» **GOAL**: Go through the data below. Pull out every line that has the word "this".

» **SOURCE RECORDS**:
▼

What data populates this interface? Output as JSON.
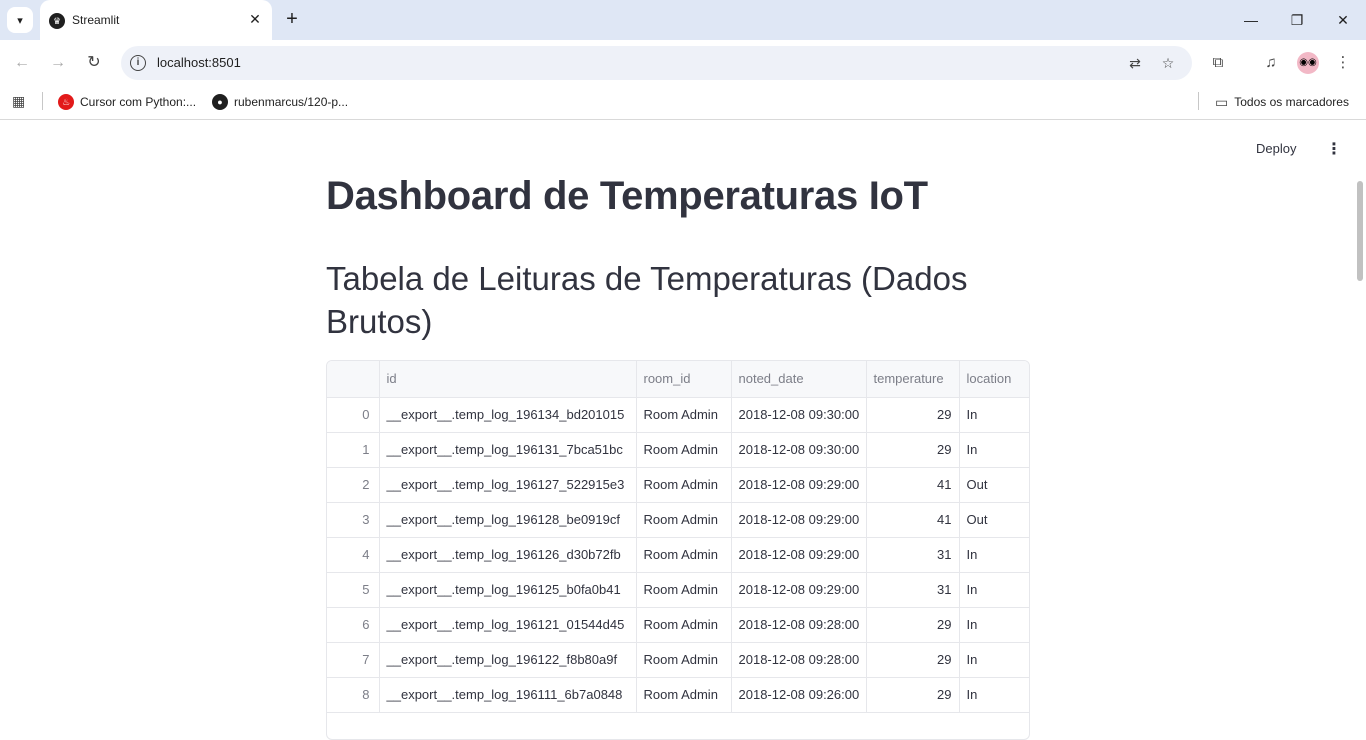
{
  "browser": {
    "tab_title": "Streamlit",
    "url": "localhost:8501",
    "bookmarks": [
      {
        "label": "Cursor com Python:...",
        "icon": "santander-icon"
      },
      {
        "label": "rubenmarcus/120-p...",
        "icon": "github-icon"
      }
    ],
    "all_bookmarks_label": "Todos os marcadores"
  },
  "app": {
    "deploy_label": "Deploy",
    "title": "Dashboard de Temperaturas IoT",
    "subtitle": "Tabela de Leituras de Temperaturas (Dados Brutos)"
  },
  "table": {
    "columns": [
      "",
      "id",
      "room_id",
      "noted_date",
      "temperature",
      "location"
    ],
    "rows": [
      [
        "0",
        "__export__.temp_log_196134_bd201015",
        "Room Admin",
        "2018-12-08 09:30:00",
        "29",
        "In"
      ],
      [
        "1",
        "__export__.temp_log_196131_7bca51bc",
        "Room Admin",
        "2018-12-08 09:30:00",
        "29",
        "In"
      ],
      [
        "2",
        "__export__.temp_log_196127_522915e3",
        "Room Admin",
        "2018-12-08 09:29:00",
        "41",
        "Out"
      ],
      [
        "3",
        "__export__.temp_log_196128_be0919cf",
        "Room Admin",
        "2018-12-08 09:29:00",
        "41",
        "Out"
      ],
      [
        "4",
        "__export__.temp_log_196126_d30b72fb",
        "Room Admin",
        "2018-12-08 09:29:00",
        "31",
        "In"
      ],
      [
        "5",
        "__export__.temp_log_196125_b0fa0b41",
        "Room Admin",
        "2018-12-08 09:29:00",
        "31",
        "In"
      ],
      [
        "6",
        "__export__.temp_log_196121_01544d45",
        "Room Admin",
        "2018-12-08 09:28:00",
        "29",
        "In"
      ],
      [
        "7",
        "__export__.temp_log_196122_f8b80a9f",
        "Room Admin",
        "2018-12-08 09:28:00",
        "29",
        "In"
      ],
      [
        "8",
        "__export__.temp_log_196111_6b7a0848",
        "Room Admin",
        "2018-12-08 09:26:00",
        "29",
        "In"
      ]
    ]
  }
}
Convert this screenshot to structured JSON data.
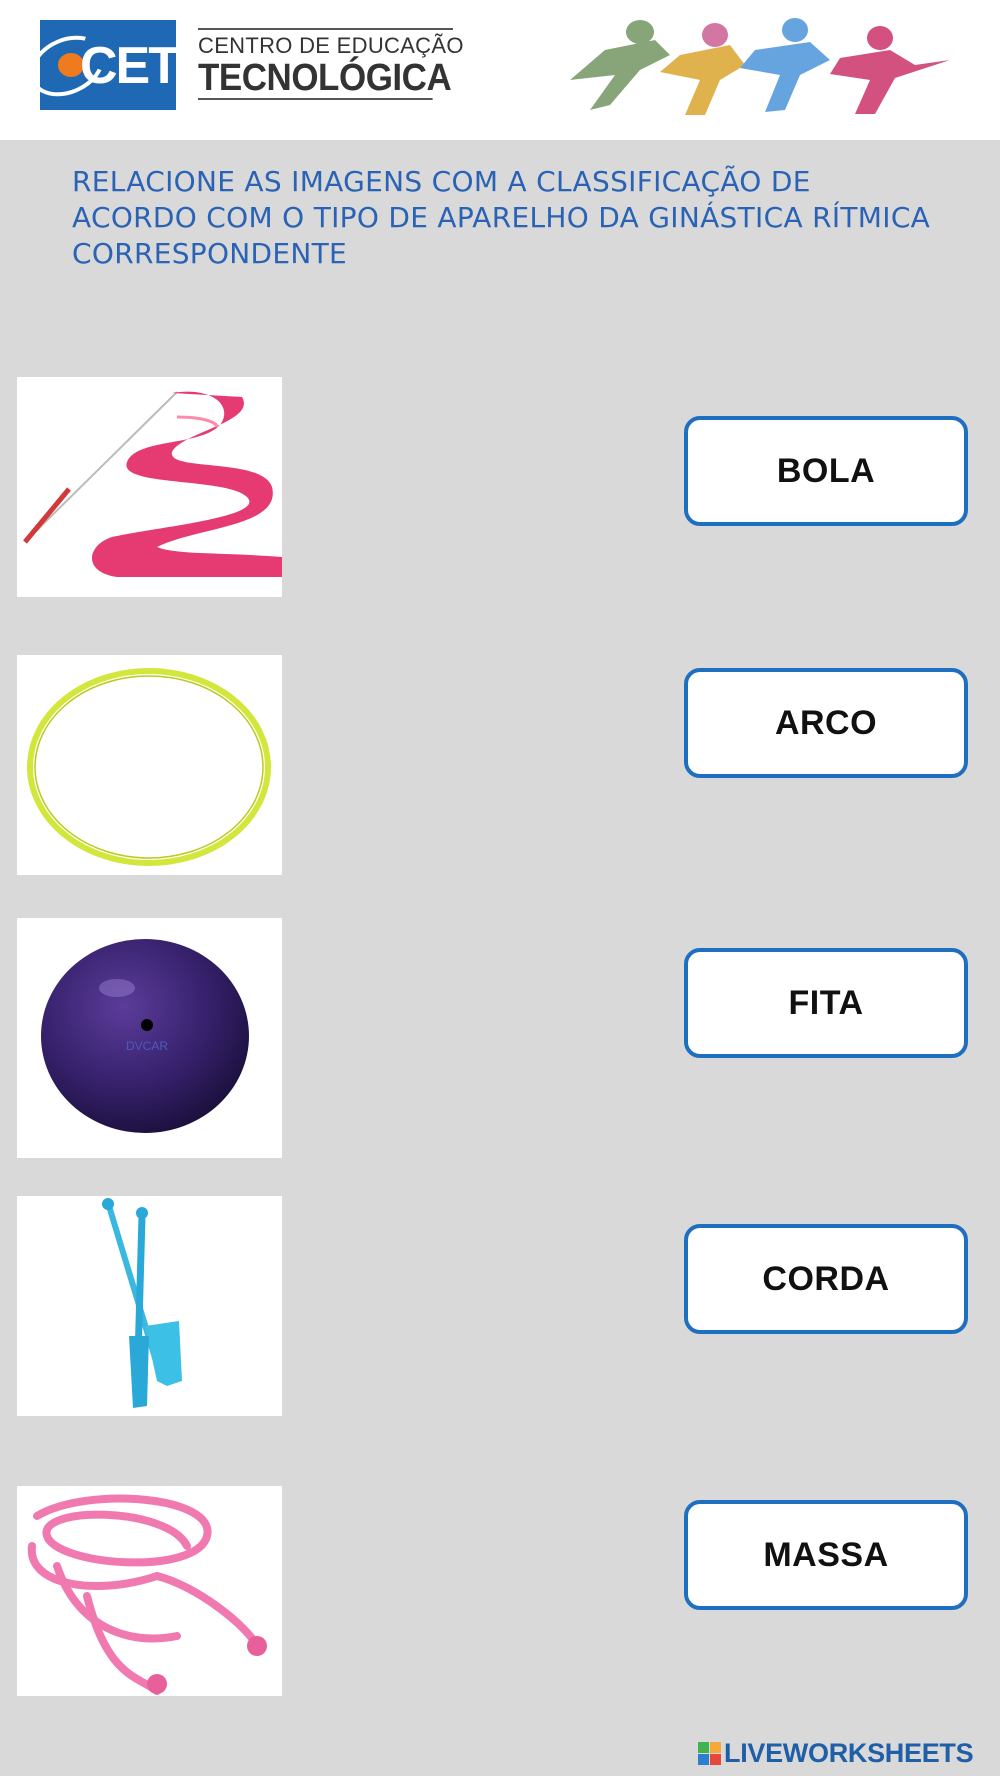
{
  "header": {
    "logo_text": "CET",
    "org_line1": "CENTRO DE EDUCAÇÃO",
    "org_line2": "TECNOLÓGICA"
  },
  "instructions": "RELACIONE AS IMAGENS COM A CLASSIFICAÇÃO DE ACORDO COM O TIPO DE APARELHO DA GINÁSTICA RÍTMICA CORRESPONDENTE",
  "items": [
    {
      "image": "ribbon-image"
    },
    {
      "image": "hoop-image"
    },
    {
      "image": "ball-image",
      "brand": "DVCAR"
    },
    {
      "image": "clubs-image"
    },
    {
      "image": "rope-image"
    }
  ],
  "answers": [
    {
      "label": "BOLA"
    },
    {
      "label": "ARCO"
    },
    {
      "label": "FITA"
    },
    {
      "label": "CORDA"
    },
    {
      "label": "MASSA"
    }
  ],
  "footer": {
    "brand": "LIVEWORKSHEETS"
  },
  "colors": {
    "brand_blue": "#1f69b4",
    "instruction_text": "#2a62b5",
    "box_border": "#1f6fc0",
    "page_bg": "#d9d9d9"
  }
}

▲

» **WORKED SOLUTION**:
What data populates this interface? Output as JSON.
Convert this screenshot to structured JSON data.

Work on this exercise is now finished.